Provided passage —
Title: | Explainable Ensemble Trees |
Version: | 0.2.0 |
Description: | The Explainable Ensemble Trees 'e2tree' approach has been proposed by Aria et al. (2024) <doi:10.1007/s00180-022-01312-6>. It aims to explain and interpret decision tree ensemble models using a single tree-like structure. 'e2tree' is a new way of explaining an ensemble tree trained through 'randomForest' or 'xgboost' packages. |
License: | MIT + file LICENSE |
URL: | https://github.com/massimoaria/e2tree |
BugReports: | https://github.com/massimoaria/e2tree/issues |
Encoding: | UTF-8 |
RoxygenNote: | 7.3.2 |
Imports: | dplyr, doParallel, parallel, foreach, future.apply, ggplot2, Matrix, partitions, purrr, tidyr, ranger, randomForest, rpart.plot, Rcpp, RSpectra, ape |
LinkingTo: | Rcpp |
Suggests: | testthat (≥ 3.0.0) |
Config/testthat/edition: | 3 |
NeedsCompilation: | yes |
Packaged: | 2025-07-16 10:34:25 UTC; massimoaria |
Author: | Massimo Aria |
Maintainer: | Massimo Aria <aria@unina.it> |
Repository: | CRAN |
Date/Publication: | 2025-07-16 12:00:02 UTC |
Dissimilarity matrix
Description
The function createDisMatrix creates a dissimilarity matrix among observations from an ensemble tree.

Request 1 —
Give the rows in Block 1 as a Markdown table with the columns No. and Row. Start with the row containing "34, 627, 46]" and go through the row containing "34, 434, 46]", skipping blank lines.

Data supplied —
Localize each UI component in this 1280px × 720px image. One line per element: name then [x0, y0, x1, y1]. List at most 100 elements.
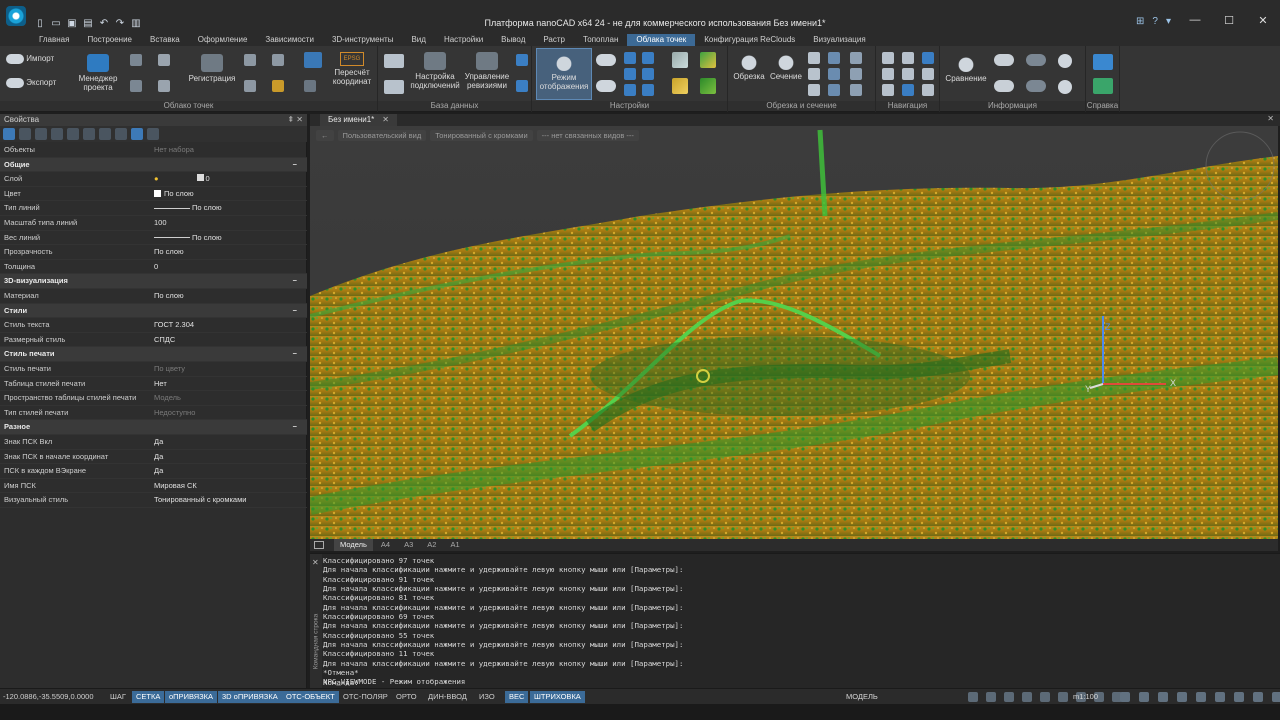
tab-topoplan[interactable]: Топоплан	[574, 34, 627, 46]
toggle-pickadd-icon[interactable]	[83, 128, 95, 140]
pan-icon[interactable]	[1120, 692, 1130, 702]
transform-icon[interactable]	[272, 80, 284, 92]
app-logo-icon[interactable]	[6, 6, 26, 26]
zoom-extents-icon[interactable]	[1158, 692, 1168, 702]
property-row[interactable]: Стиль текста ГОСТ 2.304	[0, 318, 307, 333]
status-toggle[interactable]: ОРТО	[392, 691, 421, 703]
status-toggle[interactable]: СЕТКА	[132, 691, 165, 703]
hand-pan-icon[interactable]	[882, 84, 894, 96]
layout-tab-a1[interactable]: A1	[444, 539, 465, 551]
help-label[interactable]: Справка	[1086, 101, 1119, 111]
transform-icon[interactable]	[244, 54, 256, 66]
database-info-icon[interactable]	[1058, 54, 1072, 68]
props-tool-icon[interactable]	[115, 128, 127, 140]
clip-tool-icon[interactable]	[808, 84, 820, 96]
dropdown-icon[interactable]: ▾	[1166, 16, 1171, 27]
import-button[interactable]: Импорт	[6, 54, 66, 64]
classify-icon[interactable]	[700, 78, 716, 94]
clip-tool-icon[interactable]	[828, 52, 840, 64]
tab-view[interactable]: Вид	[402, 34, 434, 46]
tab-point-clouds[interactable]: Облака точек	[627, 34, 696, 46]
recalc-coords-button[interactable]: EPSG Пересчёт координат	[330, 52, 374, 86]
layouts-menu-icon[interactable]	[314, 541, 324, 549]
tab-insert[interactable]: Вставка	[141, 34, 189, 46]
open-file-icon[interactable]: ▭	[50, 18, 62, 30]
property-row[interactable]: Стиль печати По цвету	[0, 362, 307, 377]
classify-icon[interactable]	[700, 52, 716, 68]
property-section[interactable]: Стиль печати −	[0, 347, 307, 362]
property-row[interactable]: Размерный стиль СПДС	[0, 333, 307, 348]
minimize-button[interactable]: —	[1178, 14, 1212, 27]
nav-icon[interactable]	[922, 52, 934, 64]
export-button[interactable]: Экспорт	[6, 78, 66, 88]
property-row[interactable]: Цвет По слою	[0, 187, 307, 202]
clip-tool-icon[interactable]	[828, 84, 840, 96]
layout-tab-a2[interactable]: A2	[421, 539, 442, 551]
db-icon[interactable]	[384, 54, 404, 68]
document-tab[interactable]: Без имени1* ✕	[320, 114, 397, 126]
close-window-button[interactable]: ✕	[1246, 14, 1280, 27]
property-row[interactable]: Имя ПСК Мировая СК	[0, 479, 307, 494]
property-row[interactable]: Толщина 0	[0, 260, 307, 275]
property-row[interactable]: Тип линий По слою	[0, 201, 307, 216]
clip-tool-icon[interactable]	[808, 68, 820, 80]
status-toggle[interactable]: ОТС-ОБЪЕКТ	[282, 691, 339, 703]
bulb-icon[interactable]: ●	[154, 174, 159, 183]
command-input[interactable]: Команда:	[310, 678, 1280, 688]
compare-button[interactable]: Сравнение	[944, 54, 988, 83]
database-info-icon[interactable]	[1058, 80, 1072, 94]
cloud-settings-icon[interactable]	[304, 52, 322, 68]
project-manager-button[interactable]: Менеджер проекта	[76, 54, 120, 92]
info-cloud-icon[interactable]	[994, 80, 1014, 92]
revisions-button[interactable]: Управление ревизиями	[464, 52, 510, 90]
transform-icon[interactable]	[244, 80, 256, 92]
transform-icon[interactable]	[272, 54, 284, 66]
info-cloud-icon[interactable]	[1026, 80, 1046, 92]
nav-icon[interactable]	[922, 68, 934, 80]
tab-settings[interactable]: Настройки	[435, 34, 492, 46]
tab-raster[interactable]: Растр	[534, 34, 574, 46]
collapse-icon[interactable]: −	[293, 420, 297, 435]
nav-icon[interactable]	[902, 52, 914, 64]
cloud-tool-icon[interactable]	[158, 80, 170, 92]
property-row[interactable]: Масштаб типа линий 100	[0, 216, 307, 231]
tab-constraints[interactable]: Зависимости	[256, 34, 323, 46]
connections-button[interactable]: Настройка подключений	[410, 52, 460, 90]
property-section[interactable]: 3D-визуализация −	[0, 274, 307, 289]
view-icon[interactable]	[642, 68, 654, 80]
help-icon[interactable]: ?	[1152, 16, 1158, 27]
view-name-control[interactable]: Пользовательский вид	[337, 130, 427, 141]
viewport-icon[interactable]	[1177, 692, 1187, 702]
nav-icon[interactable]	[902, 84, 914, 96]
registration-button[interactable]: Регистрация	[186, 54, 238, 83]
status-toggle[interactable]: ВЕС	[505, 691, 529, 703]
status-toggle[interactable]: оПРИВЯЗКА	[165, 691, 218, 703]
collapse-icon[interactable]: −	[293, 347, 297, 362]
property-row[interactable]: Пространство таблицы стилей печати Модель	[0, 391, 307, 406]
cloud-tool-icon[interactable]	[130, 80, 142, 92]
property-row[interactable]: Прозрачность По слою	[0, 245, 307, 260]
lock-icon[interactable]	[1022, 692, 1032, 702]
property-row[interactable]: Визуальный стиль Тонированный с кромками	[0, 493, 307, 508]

Request 2 —
Take the e2tree package documentation further, beginning right after its last sentence.

Final result 1 —
| No. | Row |
|---|---|
| 1 | tab-topoplan[interactable]: Топоплан	[574, 34, 627, 46] |
| 2 | toggle-pickadd-icon[interactable]	[83, 128, 95, 140] |
| 3 | pan-icon[interactable]	[1120, 692, 1130, 702] |
| 4 | transform-icon[interactable]	[272, 80, 284, 92] |
| 5 | app-logo-icon[interactable]	[6, 6, 26, 26] |
| 6 | zoom-extents-icon[interactable]	[1158, 692, 1168, 702] |
| 7 | property-row[interactable]: Стиль текста ГОСТ 2.304	[0, 318, 307, 333] |
| 8 | status-toggle[interactable]: ОРТО	[392, 691, 421, 703] |
| 9 | status-toggle[interactable]: СЕТКА	[132, 691, 165, 703] |
| 10 | hand-pan-icon[interactable]	[882, 84, 894, 96] |
| 11 | layout-tab-a1[interactable]: A1	[444, 539, 465, 551] |
| 12 | help-label[interactable]: Справка	[1086, 101, 1119, 111] |
| 13 | transform-icon[interactable]	[244, 54, 256, 66] |
| 14 | database-info-icon[interactable]	[1058, 54, 1072, 68] |
| 15 | props-tool-icon[interactable]	[115, 128, 127, 140] |
| 16 | clip-tool-icon[interactable]	[808, 84, 820, 96] |
| 17 | dropdown-icon[interactable]: ▾	[1166, 16, 1171, 27] |
| 18 | import-button[interactable]: Импорт	[6, 54, 66, 64] |
| 19 | classify-icon[interactable]	[700, 78, 716, 94] |
| 20 | clip-tool-icon[interactable]	[828, 52, 840, 64] |
| 21 | tab-view[interactable]: Вид	[402, 34, 434, 46] |

Final result 2 —
Usage
createDisMatrix(
ensemble,
data,
label,
parallel = list(active = FALSE, no_cores = 1),
verbose = FALSE
)
Arguments
ensemble |
is an ensemble tree object |
data |
is a data frame containing the variables in the model. It is the data frame used for ensemble learning. |
label |
is a character. It indicates the response label. |
parallel |
A list with two elements: |
verbose |
Logical. If TRUE, the function prints progress messages and other information during execution. If FALSE (the default), messages are suppressed. |
Details
An ensemble
is a trained object of one of these classes trained
for classification or regression task:
-
randomForest
-
ranger
Value
A dissimilarity matrix. This is a dissimilarity matrix measuring the discordance between two observations concerning a given random forest model.
Examples
## Classification
data("iris")
# Create training and validation set:
smp_size <- floor(0.75 * nrow(iris))
train_ind <- sample(seq_len(nrow(iris)), size = smp_size)
training <- iris[train_ind, ]
validation <- iris[-train_ind, ]
response_training <- training[,5]
response_validation <- validation[,5]
# Perform training:
## "randomForest" package
ensemble <- randomForest::randomForest(Species ~ ., data=training,
importance=TRUE, proximity=TRUE)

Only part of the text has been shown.